===== MATERIAL FOR THIS TASK

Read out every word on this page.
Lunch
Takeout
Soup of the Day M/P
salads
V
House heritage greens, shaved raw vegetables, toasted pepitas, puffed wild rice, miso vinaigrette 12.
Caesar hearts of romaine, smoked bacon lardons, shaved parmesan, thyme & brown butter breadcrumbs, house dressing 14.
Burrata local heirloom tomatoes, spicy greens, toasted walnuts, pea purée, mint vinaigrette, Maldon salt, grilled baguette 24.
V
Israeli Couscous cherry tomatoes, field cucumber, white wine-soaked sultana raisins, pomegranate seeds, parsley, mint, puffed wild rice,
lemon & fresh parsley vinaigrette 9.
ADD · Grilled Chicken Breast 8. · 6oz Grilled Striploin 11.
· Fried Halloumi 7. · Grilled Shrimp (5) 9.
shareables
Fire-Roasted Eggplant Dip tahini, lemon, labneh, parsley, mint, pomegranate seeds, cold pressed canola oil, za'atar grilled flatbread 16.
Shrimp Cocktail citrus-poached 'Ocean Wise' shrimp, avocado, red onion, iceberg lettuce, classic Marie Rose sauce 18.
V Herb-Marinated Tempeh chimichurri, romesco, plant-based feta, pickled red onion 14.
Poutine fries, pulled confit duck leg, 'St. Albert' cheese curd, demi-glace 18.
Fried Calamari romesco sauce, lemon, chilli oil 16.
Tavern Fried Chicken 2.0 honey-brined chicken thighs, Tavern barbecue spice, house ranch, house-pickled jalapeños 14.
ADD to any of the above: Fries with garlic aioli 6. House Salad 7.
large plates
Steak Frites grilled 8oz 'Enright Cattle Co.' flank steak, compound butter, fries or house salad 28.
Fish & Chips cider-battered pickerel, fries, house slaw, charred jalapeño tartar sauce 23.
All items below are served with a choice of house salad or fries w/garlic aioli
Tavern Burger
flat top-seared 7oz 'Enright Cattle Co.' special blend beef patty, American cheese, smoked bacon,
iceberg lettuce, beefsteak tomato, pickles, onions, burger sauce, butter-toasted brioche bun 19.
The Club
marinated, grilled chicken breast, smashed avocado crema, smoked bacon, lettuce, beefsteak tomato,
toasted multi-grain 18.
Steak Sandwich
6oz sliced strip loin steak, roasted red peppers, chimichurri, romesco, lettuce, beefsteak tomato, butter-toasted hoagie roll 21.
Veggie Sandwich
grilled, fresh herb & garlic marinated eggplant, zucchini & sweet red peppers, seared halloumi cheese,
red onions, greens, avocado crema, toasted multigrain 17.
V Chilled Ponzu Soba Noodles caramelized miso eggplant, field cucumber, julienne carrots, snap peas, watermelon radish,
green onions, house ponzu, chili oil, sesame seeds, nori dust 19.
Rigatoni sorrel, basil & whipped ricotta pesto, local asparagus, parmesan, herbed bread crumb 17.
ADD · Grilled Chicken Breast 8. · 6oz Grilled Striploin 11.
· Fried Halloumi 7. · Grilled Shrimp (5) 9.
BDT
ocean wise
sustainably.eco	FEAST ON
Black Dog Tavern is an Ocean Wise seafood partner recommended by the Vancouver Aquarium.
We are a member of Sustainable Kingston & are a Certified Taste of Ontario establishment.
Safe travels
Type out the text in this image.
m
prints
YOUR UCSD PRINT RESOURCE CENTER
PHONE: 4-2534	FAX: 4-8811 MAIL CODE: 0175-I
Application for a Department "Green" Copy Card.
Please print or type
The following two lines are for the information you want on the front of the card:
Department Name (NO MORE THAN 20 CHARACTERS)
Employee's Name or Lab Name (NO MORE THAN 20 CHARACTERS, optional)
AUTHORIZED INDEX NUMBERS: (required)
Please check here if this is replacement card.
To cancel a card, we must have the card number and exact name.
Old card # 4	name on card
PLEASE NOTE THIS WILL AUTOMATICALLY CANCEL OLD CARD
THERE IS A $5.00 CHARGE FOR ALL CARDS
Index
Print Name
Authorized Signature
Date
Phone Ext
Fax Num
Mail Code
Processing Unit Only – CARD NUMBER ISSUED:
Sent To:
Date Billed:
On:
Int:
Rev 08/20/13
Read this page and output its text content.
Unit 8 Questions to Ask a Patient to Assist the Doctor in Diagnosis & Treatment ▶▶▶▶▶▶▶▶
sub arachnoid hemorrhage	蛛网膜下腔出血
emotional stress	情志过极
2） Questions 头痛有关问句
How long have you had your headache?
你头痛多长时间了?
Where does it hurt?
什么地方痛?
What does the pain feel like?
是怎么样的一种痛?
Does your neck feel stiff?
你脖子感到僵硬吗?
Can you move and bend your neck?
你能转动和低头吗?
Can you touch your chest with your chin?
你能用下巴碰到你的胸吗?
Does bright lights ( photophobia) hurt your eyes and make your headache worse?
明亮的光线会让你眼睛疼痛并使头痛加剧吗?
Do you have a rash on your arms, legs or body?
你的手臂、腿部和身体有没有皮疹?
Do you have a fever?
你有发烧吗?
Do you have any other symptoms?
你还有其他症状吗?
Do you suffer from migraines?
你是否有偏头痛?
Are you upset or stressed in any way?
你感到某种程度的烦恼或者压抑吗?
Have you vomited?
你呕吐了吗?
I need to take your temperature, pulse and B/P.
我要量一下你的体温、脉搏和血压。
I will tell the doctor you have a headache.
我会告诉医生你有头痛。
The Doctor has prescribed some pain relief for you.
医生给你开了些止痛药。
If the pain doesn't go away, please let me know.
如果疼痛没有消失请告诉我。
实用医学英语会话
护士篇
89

==========

* **TASK DIRECTIONS**: Go through the records. Copy each line where "seared" appears.

* **TASK ANSWER**:
flat top-seared 7oz 'Enright Cattle Co.' special blend beef patty, American cheese, smoked bacon,
grilled, fresh herb & garlic marinated eggplant, zucchini & sweet red peppers, seared halloumi cheese,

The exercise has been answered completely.